# TASK
Your task is to copy the material exactly.

# DATASET RECORDS
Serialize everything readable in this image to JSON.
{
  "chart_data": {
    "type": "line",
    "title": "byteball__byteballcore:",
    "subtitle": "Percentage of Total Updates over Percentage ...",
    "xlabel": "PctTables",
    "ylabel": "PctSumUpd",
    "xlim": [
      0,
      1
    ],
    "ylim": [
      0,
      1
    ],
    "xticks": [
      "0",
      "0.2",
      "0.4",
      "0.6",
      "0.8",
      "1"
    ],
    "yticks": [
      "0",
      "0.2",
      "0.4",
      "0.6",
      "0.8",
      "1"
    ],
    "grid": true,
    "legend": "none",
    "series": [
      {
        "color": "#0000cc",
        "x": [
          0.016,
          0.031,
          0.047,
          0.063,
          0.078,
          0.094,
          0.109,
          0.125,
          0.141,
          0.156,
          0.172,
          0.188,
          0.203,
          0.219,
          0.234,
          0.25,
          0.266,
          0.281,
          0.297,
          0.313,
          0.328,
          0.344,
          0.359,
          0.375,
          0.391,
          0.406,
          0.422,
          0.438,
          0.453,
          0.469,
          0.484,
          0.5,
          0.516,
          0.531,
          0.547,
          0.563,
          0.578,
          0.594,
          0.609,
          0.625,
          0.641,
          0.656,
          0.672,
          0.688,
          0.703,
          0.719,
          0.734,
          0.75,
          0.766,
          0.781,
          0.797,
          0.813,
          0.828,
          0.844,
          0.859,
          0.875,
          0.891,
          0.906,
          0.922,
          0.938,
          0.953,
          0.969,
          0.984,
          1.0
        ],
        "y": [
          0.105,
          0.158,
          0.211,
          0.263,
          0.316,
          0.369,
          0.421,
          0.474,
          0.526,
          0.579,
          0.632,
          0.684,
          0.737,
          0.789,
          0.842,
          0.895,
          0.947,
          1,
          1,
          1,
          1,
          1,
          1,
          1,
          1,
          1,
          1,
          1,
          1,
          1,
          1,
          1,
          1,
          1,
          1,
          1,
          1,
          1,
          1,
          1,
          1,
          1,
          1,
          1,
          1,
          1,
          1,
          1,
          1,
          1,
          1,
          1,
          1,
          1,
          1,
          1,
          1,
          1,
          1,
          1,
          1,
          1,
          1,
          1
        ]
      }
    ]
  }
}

# SOLUTION BELOW
Serialize everything readable in this image to JSON.
{
  "chart_data": {
    "type": "line",
    "title": "byteball__byteballcore:",
    "subtitle": "Percentage of Total Updates over Percentage ...",
    "xlabel": "PctTables",
    "ylabel": "PctSumUpd",
    "xlim": [
      0,
      1
    ],
    "ylim": [
      0,
      1
    ],
    "xticks": [
      "0",
      "0.2",
      "0.4",
      "0.6",
      "0.8",
      "1"
    ],
    "yticks": [
      "0",
      "0.2",
      "0.4",
      "0.6",
      "0.8",
      "1"
    ],
    "grid": true,
    "legend": "none",
    "series": [
      {
        "color": "#0000cc",
        "x": [
          0.016,
          0.031,
          0.047,
          0.063,
          0.078,
          0.094,
          0.109,
          0.125,
          0.141,
          0.156,
          0.172,
          0.188,
          0.203,
          0.219,
          0.234,
          0.25,
          0.266,
          0.281,
          0.297,
          0.313,
          0.328,
          0.344,
          0.359,
          0.375,
          0.391,
          0.406,
          0.422,
          0.438,
          0.453,
          0.469,
          0.484,
          0.5,
          0.516,
          0.531,
          0.547,
          0.563,
          0.578,
          0.594,
          0.609,
          0.625,
          0.641,
          0.656,
          0.672,
          0.688,
          0.703,
          0.719,
          0.734,
          0.75,
          0.766,
          0.781,
          0.797,
          0.813,
          0.828,
          0.844,
          0.859,
          0.875,
          0.891,
          0.906,
          0.922,
          0.938,
          0.953,
          0.969,
          0.984,
          1.0
        ],
        "y": [
          0.105,
          0.158,
          0.211,
          0.263,
          0.316,
          0.369,
          0.421,
          0.474,
          0.526,
          0.579,
          0.632,
          0.684,
          0.737,
          0.789,
          0.842,
          0.895,
          0.947,
          1,
          1,
          1,
          1,
          1,
          1,
          1,
          1,
          1,
          1,
          1,
          1,
          1,
          1,
          1,
          1,
          1,
          1,
          1,
          1,
          1,
          1,
          1,
          1,
          1,
          1,
          1,
          1,
          1,
          1,
          1,
          1,
          1,
          1,
          1,
          1,
          1,
          1,
          1,
          1,
          1,
          1,
          1,
          1,
          1,
          1,
          1
        ]
      }
    ]
  }
}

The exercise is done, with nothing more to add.